▶ **Objective**: Where the word "tools" occurs in a line, return that line.
START
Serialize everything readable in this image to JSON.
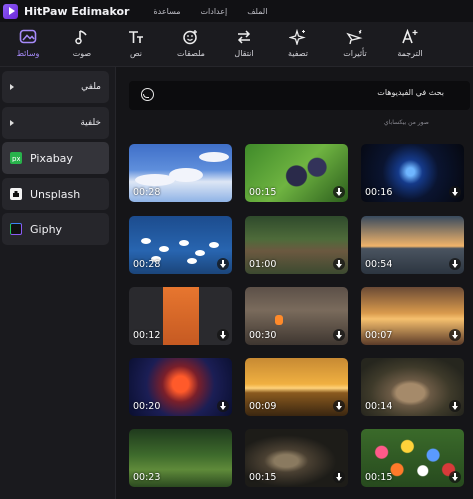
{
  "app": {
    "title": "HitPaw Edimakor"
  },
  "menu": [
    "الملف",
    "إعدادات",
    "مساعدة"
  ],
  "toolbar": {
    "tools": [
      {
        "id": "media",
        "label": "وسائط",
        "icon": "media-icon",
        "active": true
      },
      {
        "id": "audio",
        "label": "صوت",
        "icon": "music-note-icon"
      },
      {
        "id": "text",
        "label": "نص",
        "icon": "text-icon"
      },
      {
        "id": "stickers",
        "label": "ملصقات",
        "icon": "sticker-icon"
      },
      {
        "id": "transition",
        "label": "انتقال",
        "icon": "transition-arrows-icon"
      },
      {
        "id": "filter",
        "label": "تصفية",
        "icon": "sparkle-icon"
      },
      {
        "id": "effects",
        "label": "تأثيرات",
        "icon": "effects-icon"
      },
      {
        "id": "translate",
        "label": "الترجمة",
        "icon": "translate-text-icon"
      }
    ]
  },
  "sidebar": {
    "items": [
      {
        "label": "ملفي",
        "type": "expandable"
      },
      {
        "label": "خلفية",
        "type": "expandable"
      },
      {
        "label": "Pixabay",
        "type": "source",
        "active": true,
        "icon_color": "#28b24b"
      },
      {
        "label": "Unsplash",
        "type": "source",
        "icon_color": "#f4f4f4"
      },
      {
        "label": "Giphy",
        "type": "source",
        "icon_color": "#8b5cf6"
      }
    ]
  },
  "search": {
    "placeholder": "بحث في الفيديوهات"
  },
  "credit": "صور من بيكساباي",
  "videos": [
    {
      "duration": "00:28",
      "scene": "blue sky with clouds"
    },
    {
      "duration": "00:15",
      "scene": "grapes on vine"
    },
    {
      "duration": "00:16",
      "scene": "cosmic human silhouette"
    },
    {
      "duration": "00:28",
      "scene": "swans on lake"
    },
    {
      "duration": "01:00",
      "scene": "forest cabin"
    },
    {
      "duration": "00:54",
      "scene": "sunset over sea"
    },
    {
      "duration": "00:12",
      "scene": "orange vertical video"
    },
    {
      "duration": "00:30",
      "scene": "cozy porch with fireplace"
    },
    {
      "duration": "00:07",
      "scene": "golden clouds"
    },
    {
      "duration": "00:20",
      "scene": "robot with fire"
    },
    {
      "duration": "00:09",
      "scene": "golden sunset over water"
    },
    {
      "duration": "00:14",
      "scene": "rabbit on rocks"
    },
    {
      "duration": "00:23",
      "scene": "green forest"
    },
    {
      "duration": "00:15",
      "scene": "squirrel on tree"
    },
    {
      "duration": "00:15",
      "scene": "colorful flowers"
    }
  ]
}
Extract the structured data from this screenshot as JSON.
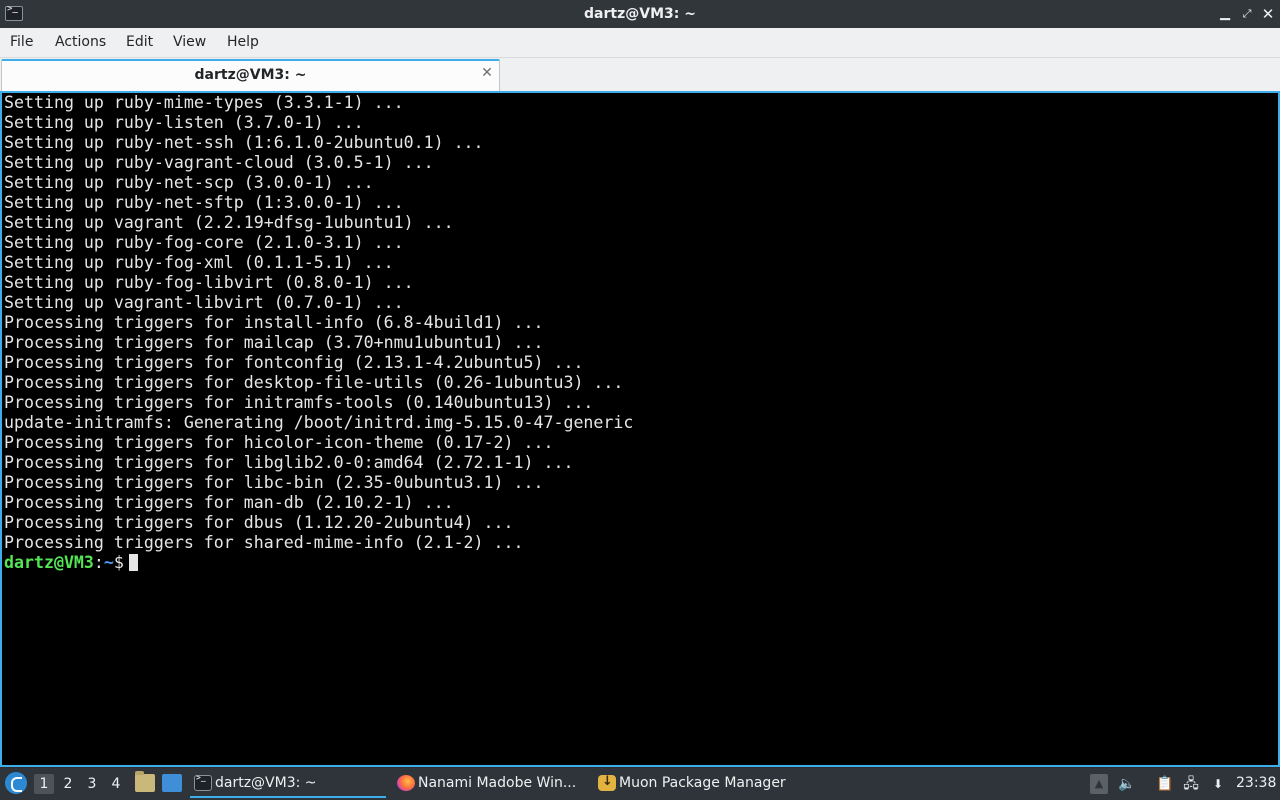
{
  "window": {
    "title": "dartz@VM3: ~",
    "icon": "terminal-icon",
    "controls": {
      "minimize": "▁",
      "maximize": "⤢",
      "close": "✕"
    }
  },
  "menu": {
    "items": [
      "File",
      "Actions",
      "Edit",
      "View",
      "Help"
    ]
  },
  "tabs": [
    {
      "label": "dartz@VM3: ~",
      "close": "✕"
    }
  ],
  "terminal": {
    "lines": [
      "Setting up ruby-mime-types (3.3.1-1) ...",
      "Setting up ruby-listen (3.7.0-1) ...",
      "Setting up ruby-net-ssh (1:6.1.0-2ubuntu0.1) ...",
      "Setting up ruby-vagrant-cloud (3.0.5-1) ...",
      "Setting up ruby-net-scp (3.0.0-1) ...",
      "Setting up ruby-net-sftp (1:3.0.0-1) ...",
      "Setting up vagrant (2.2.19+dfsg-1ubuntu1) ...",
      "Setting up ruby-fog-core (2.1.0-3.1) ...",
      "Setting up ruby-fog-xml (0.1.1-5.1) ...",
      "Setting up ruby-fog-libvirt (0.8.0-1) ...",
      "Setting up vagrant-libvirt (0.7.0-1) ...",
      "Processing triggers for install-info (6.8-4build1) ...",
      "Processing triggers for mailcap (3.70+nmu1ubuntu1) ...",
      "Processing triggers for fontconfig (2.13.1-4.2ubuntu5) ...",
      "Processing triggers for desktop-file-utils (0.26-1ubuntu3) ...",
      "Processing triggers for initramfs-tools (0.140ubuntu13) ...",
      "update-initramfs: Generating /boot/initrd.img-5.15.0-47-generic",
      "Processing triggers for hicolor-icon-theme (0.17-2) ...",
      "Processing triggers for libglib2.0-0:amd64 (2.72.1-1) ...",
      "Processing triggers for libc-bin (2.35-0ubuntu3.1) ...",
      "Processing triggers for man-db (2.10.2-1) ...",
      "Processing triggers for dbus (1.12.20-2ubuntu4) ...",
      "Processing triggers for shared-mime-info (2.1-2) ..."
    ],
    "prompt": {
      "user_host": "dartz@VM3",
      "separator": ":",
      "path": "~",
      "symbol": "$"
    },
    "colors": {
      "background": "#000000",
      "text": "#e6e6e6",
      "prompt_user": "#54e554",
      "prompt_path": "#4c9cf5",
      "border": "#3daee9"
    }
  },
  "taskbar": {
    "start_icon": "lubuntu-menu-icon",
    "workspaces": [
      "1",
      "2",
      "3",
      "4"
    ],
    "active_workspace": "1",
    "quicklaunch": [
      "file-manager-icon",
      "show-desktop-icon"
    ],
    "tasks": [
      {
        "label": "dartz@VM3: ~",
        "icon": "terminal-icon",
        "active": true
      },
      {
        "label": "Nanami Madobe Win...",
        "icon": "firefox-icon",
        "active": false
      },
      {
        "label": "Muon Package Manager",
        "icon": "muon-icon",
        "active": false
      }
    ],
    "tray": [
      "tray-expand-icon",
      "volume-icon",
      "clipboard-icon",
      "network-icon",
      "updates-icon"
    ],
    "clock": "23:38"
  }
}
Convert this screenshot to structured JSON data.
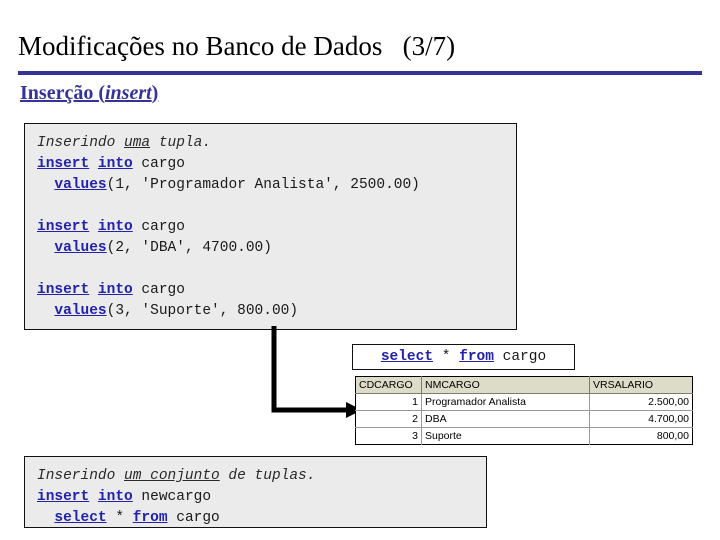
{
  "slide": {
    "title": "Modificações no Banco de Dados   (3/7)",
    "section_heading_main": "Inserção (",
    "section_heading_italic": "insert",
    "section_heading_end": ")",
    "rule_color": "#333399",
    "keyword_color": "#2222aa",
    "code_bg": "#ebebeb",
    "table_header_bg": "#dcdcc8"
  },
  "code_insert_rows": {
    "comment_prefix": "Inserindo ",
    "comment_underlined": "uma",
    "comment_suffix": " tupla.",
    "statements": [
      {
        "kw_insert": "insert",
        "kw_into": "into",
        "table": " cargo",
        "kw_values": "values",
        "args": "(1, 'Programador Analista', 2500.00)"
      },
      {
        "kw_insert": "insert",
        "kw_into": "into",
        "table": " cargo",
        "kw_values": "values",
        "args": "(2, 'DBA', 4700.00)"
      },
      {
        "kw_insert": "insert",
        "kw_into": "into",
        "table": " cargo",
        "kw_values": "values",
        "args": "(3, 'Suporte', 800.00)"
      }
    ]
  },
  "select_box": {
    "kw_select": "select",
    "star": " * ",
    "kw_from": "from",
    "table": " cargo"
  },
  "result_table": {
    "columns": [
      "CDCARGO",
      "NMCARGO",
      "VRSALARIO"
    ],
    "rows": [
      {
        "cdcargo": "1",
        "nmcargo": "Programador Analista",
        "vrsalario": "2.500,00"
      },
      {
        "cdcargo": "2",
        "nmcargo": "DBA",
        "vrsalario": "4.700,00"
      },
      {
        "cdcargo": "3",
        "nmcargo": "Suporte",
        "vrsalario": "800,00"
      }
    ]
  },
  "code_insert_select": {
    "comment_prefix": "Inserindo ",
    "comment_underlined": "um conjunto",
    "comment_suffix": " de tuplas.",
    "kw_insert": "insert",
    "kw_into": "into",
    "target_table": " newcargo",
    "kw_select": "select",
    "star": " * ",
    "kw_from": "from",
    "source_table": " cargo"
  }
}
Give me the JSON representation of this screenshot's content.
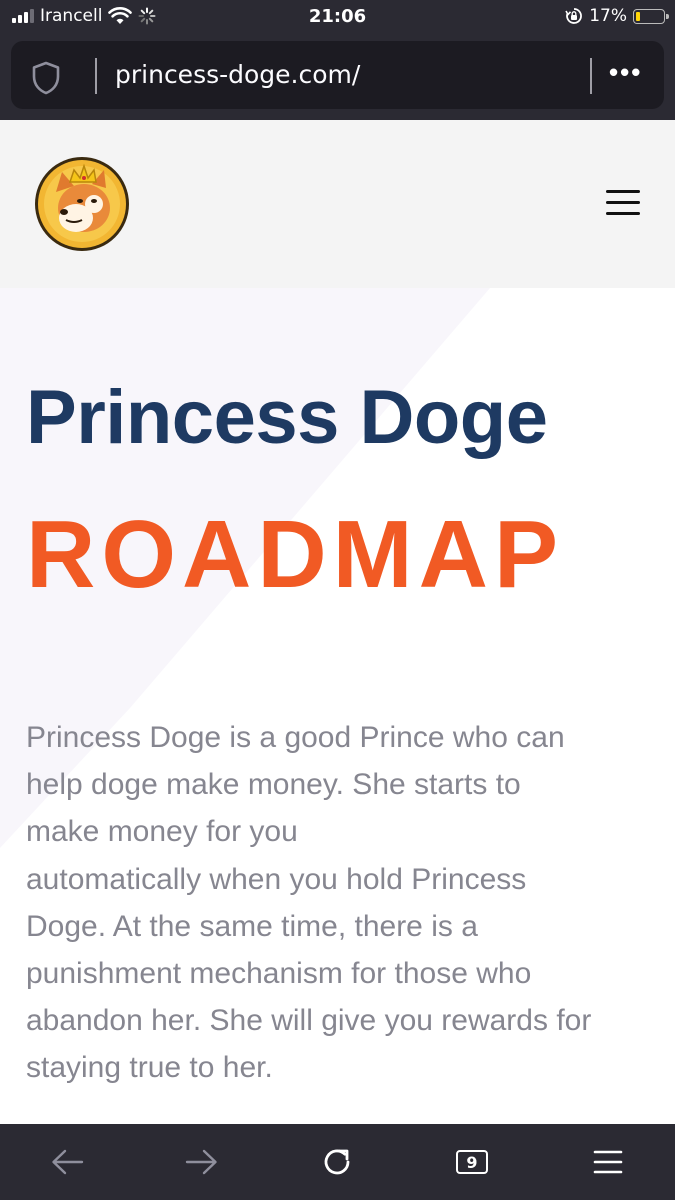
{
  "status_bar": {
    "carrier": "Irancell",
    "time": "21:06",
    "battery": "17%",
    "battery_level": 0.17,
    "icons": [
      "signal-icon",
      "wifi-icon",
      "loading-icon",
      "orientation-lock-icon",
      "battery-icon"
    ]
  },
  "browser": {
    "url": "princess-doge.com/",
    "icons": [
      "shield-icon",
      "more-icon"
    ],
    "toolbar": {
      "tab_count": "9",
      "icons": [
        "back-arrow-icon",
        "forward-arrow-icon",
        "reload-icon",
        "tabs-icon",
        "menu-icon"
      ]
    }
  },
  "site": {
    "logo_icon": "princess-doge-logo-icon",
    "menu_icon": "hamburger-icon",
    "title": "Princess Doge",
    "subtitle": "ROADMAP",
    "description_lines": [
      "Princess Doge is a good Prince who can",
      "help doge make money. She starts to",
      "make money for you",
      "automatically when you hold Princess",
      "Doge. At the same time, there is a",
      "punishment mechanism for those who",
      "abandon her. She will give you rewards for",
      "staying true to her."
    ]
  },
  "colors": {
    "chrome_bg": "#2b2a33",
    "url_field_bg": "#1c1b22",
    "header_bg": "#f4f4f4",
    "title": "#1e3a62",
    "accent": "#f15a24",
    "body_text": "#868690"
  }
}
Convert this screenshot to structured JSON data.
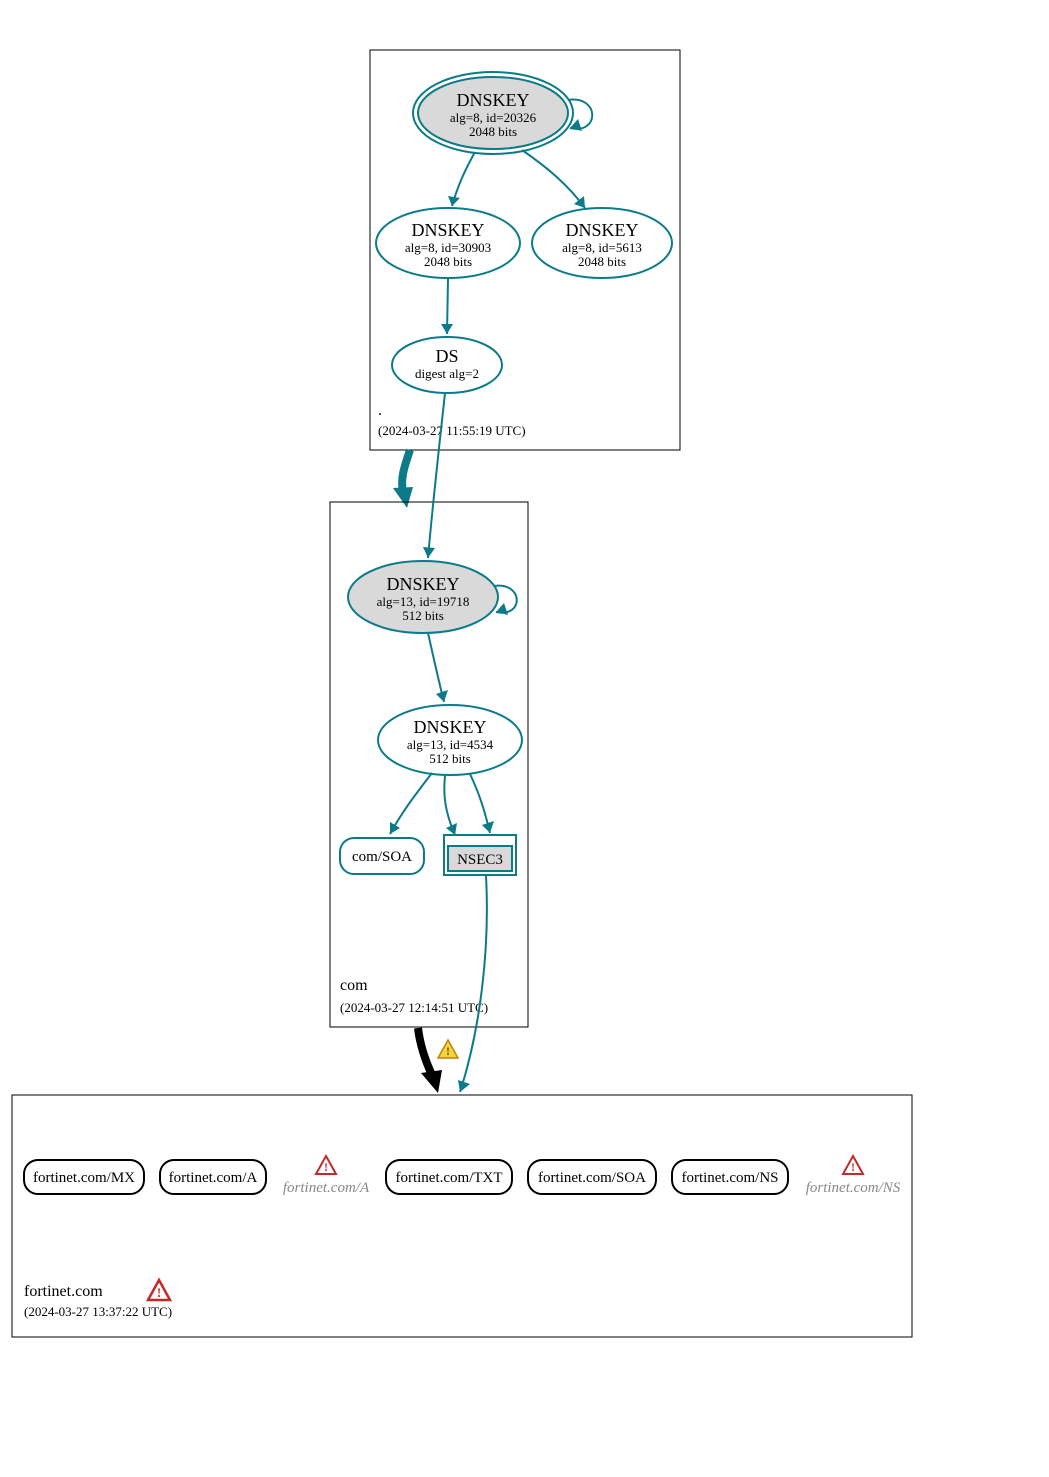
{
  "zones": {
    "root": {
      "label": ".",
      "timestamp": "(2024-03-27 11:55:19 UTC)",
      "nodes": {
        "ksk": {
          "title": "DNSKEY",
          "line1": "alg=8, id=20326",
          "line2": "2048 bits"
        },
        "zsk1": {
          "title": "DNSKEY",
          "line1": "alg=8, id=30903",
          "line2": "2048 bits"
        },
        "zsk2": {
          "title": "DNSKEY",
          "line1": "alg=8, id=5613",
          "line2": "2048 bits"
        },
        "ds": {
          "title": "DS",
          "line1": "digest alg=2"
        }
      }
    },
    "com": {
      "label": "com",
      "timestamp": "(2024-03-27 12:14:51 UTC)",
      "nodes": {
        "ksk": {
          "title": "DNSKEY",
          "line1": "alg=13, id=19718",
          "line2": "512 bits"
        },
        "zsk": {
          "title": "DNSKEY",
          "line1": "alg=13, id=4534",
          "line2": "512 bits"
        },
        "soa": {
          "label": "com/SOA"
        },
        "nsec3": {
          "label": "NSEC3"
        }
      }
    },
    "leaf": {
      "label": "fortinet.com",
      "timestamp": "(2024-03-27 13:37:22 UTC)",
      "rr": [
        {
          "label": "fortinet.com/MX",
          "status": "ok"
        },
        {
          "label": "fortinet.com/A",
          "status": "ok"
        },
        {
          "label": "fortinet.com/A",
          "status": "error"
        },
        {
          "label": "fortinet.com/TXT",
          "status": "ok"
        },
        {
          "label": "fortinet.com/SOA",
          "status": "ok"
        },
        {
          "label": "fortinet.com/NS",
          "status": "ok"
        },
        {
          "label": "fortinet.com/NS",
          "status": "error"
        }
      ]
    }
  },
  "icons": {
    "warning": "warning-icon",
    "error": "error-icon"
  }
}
END
▶ **Expected answer**:
    "tools": [
      "Processing triggers for initramfs-tools (0.140ubuntu13) ...",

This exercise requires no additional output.